● **PROBLEM TO WORK ON**: Locate each line in the records containing "ring". Copy it.

● **INFORMATION SUPPLIED**:
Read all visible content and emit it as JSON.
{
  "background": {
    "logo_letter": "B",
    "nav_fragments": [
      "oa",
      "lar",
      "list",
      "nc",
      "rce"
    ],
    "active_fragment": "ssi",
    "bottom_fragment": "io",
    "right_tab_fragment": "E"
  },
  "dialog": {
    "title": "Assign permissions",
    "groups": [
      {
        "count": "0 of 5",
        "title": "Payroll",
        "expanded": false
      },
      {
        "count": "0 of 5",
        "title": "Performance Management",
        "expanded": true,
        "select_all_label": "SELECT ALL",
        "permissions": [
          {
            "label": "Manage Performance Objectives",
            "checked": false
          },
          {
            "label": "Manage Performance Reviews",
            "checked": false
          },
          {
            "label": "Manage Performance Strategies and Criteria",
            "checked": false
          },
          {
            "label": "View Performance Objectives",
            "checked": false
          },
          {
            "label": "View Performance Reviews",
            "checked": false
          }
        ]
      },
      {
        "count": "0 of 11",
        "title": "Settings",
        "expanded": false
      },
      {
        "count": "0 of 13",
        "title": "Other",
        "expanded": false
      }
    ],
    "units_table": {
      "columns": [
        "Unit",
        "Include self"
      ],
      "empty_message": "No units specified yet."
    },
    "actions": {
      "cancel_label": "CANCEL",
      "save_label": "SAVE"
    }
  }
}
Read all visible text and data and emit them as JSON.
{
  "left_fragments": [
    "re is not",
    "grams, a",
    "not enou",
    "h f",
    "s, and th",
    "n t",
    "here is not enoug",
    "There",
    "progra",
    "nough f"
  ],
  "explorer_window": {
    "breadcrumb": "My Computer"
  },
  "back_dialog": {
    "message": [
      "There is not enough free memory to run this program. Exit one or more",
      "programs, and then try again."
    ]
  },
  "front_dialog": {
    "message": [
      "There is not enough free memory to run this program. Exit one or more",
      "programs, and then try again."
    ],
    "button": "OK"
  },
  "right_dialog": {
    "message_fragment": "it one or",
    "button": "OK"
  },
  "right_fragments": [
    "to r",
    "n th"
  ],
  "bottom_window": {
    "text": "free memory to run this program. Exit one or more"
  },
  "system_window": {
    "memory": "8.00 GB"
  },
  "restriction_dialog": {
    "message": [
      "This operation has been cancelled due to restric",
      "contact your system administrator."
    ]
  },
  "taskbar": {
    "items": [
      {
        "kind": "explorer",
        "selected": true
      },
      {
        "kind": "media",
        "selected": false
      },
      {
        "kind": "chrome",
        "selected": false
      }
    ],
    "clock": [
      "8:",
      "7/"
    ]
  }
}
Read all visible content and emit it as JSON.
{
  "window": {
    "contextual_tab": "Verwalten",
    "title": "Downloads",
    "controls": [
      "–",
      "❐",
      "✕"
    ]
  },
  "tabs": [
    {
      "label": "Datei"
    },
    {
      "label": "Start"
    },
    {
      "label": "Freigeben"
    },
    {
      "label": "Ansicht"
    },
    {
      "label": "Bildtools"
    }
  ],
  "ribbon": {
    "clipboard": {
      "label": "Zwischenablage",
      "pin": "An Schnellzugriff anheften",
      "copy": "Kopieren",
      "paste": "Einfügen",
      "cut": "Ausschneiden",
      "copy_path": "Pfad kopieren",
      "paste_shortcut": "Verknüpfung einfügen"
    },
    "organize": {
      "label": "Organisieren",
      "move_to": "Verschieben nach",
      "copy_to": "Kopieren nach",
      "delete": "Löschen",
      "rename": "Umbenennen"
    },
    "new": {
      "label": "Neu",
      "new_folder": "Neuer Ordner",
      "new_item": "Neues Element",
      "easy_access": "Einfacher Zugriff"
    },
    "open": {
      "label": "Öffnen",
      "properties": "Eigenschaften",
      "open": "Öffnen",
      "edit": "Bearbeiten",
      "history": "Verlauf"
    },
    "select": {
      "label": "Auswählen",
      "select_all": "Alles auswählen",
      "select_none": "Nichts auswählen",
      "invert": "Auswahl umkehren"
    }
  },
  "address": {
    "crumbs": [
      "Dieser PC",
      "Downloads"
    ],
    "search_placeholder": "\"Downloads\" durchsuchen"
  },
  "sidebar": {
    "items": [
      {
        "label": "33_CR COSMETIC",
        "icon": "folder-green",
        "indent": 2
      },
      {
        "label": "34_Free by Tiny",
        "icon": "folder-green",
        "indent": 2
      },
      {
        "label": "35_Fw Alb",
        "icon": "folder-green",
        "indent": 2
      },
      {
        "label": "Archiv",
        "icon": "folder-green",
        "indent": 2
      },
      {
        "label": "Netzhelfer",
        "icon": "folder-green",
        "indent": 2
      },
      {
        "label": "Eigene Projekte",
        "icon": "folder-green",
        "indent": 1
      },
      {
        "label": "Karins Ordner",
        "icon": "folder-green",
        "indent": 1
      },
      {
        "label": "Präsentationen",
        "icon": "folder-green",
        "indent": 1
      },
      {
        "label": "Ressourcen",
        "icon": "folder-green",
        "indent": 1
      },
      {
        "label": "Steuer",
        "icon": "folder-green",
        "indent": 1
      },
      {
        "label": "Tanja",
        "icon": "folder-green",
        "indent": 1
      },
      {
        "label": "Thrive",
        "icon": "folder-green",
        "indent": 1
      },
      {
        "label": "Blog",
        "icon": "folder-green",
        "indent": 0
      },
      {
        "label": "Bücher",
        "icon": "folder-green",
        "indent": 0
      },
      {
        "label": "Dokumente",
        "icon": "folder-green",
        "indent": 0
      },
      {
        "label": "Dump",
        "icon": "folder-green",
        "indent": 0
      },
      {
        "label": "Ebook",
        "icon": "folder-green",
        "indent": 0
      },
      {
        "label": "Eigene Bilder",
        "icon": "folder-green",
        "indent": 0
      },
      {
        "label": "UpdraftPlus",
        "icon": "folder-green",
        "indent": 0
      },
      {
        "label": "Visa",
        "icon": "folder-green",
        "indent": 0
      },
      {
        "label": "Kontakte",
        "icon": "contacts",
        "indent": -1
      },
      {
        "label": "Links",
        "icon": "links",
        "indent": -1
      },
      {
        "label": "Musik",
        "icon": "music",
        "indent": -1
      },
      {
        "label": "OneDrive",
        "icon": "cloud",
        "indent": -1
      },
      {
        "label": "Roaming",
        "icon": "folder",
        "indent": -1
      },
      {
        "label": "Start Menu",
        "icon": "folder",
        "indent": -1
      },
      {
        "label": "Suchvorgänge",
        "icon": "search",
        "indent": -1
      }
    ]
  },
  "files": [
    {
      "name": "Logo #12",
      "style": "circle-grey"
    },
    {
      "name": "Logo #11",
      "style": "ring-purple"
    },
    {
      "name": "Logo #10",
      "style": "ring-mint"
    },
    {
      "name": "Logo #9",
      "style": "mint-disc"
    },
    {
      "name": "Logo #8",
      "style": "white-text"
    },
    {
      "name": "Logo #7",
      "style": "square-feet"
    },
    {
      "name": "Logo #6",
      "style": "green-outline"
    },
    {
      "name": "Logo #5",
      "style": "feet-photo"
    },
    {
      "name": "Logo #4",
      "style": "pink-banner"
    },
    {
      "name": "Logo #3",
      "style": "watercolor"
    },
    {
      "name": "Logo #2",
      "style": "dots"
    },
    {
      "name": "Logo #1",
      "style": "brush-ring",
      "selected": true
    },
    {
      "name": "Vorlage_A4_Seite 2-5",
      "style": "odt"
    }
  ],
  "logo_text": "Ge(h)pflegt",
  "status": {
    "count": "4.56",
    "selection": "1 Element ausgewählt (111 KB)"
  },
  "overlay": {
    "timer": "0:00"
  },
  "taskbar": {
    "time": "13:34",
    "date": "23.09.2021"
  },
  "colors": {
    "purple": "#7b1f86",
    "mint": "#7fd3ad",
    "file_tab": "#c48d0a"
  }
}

● **EXERCISE RESULT**:
      "style": "ring-purple"
      "style": "ring-mint"
      "style": "brush-ring",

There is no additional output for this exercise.